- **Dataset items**
-------------------------

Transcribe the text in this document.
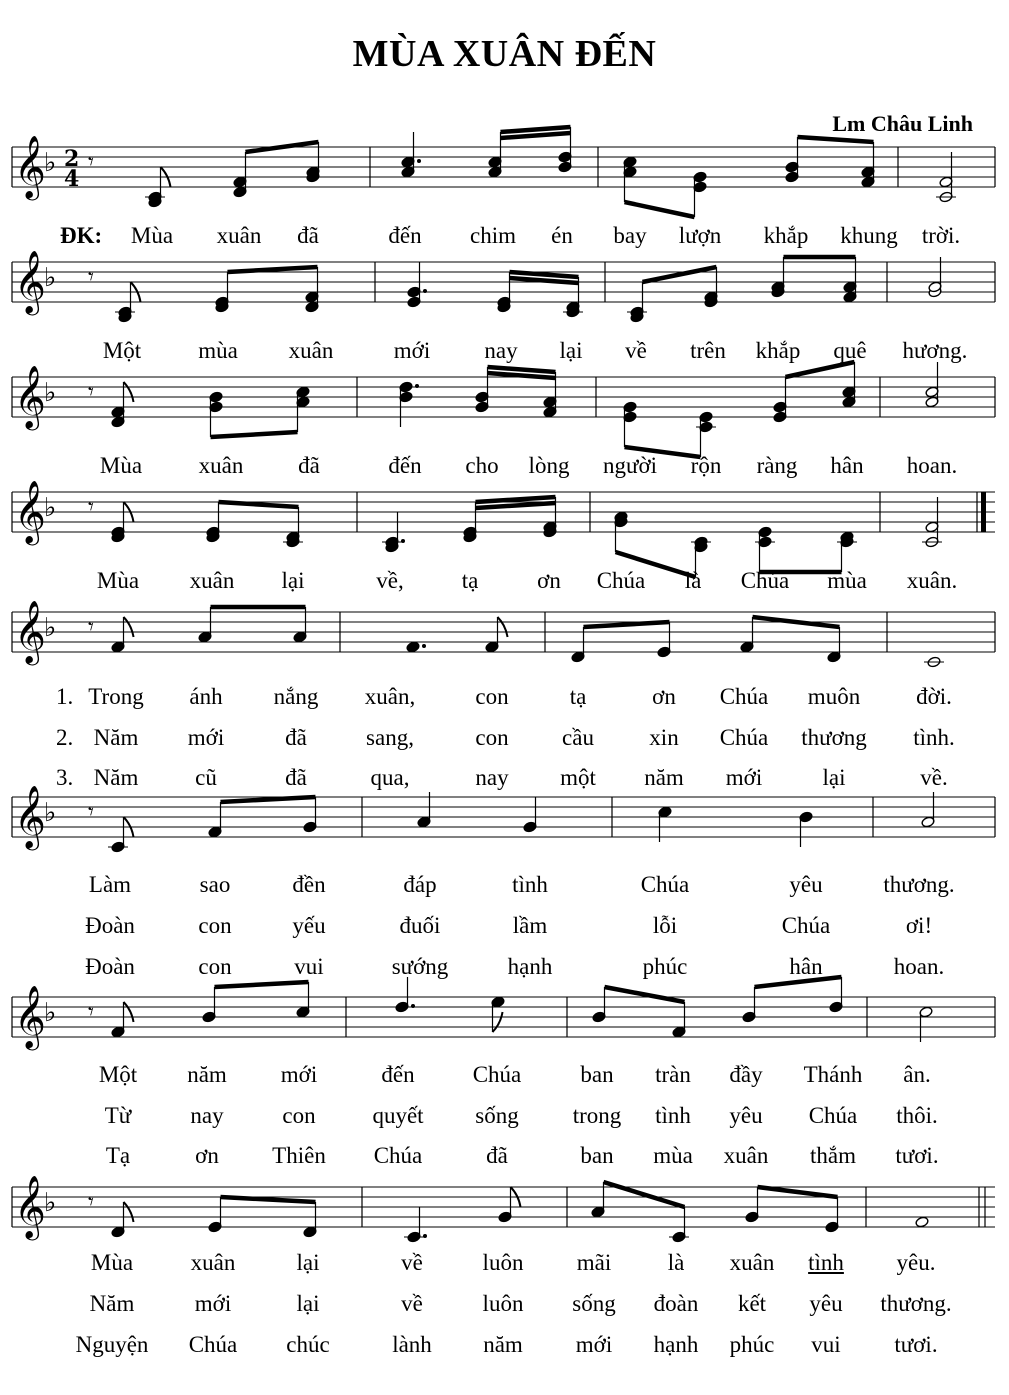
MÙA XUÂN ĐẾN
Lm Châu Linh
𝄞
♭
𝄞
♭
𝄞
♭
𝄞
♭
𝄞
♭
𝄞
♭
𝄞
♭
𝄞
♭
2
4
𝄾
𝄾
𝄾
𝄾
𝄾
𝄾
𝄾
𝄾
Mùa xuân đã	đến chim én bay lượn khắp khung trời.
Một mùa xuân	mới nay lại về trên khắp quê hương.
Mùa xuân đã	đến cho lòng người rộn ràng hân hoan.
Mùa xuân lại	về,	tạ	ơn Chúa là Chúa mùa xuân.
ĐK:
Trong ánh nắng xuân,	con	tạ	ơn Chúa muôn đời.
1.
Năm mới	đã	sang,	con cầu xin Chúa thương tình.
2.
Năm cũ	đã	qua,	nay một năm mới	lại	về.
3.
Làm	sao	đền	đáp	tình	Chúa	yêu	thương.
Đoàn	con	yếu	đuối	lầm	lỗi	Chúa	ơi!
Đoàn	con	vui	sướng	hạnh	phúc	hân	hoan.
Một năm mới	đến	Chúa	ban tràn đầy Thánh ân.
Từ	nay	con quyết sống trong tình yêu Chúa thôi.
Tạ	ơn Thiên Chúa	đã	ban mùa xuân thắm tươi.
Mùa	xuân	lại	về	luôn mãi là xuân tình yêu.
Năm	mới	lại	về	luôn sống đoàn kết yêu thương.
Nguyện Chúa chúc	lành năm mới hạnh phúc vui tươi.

-------------------------

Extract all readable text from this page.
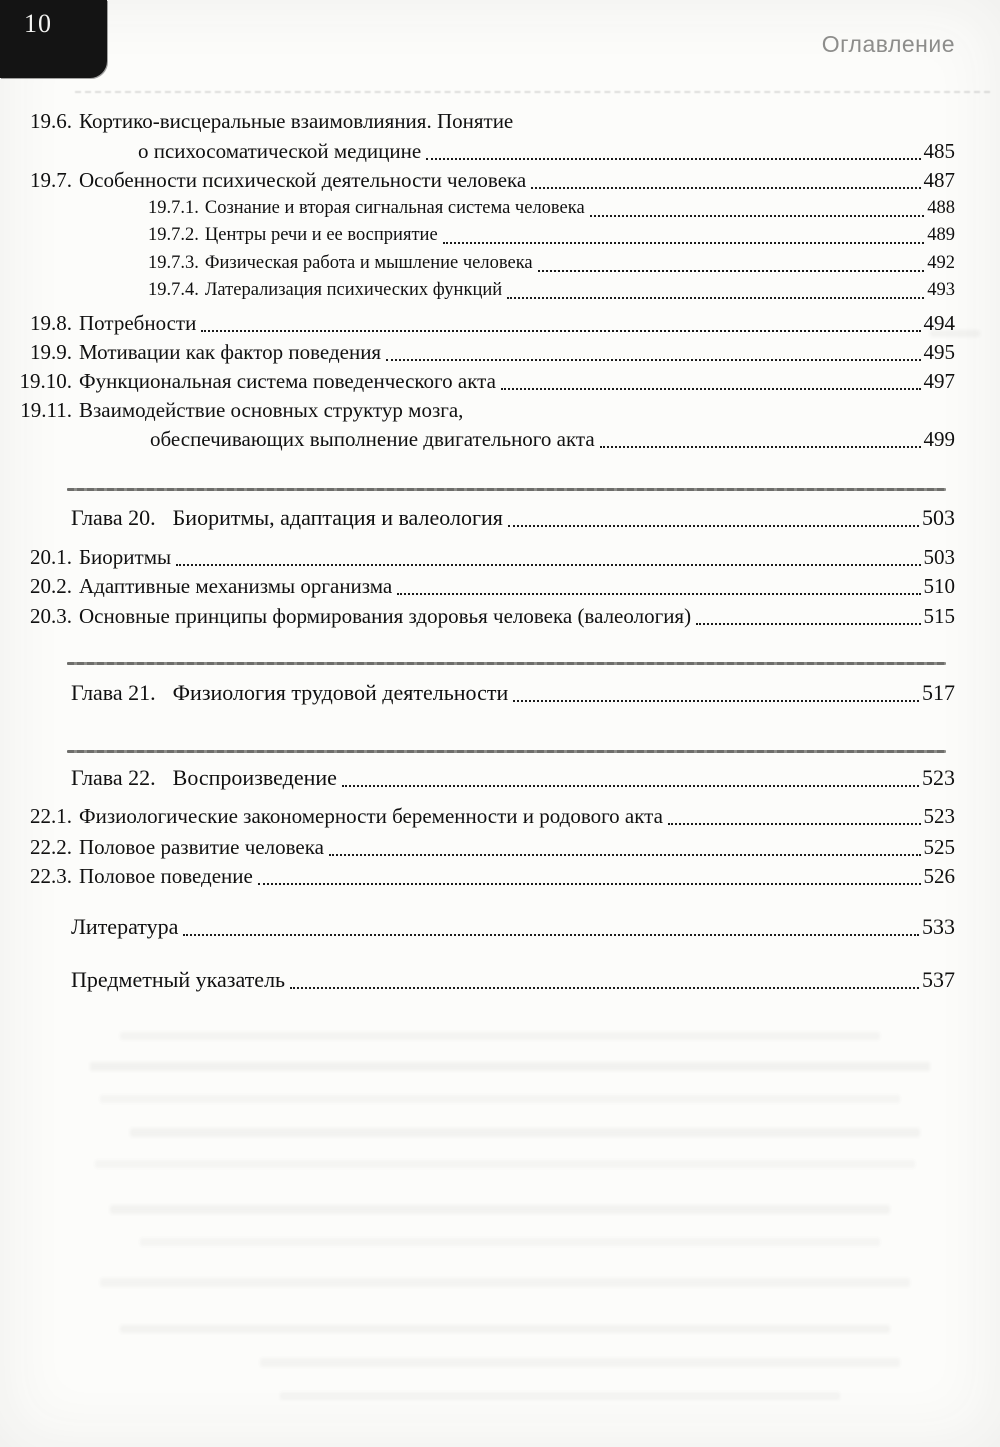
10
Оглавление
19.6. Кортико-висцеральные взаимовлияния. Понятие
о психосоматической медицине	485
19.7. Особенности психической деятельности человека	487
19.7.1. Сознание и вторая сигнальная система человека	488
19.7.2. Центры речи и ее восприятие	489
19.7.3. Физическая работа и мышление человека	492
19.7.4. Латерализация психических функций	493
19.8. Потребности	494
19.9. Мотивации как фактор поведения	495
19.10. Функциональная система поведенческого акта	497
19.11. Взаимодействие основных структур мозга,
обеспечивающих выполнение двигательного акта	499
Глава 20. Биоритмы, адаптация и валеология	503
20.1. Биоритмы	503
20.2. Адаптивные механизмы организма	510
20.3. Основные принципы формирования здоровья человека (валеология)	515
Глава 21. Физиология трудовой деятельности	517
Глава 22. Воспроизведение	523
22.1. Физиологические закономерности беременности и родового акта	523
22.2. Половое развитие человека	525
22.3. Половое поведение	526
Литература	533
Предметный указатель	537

-------------------------

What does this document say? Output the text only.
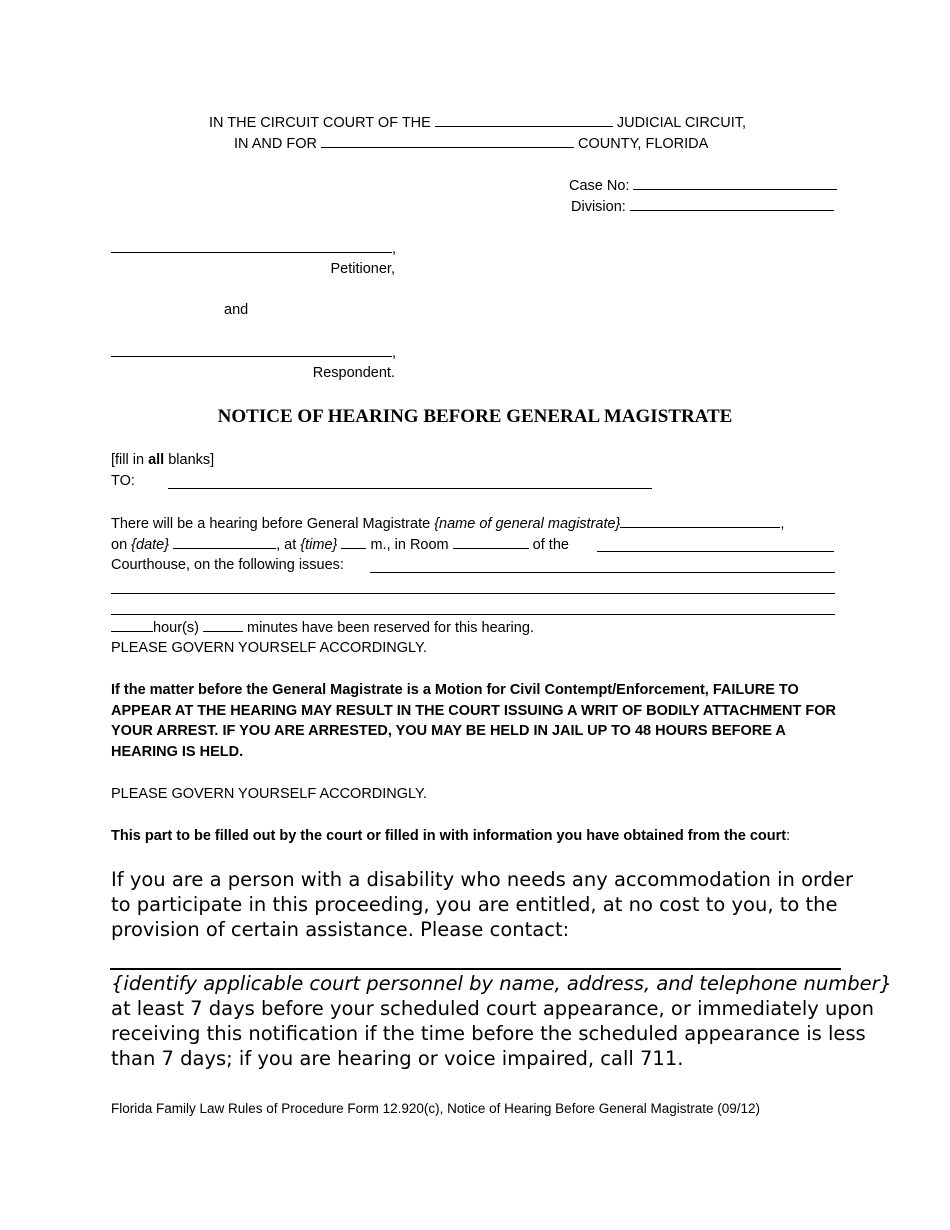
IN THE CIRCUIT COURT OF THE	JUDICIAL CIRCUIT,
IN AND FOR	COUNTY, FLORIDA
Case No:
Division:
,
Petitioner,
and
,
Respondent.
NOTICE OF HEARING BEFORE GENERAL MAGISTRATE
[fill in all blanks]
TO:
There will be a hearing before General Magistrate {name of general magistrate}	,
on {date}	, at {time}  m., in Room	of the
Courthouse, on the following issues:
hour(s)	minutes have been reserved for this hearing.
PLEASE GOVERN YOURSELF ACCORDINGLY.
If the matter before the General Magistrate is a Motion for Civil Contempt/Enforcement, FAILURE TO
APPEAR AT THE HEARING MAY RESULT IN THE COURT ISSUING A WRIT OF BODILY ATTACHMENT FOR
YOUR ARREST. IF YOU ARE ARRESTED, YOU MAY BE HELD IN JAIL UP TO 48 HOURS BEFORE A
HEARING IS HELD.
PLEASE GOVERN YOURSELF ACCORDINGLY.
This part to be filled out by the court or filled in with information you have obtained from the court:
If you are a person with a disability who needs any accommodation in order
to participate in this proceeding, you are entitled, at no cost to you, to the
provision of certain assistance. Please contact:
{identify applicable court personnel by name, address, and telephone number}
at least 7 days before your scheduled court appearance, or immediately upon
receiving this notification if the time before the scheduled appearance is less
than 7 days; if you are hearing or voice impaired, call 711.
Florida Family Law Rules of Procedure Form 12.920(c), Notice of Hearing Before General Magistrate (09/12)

-------------------------

- **What the exercise asks**
Report only how many lines in the listing contain the string "hoan".

- **Correct answer**
2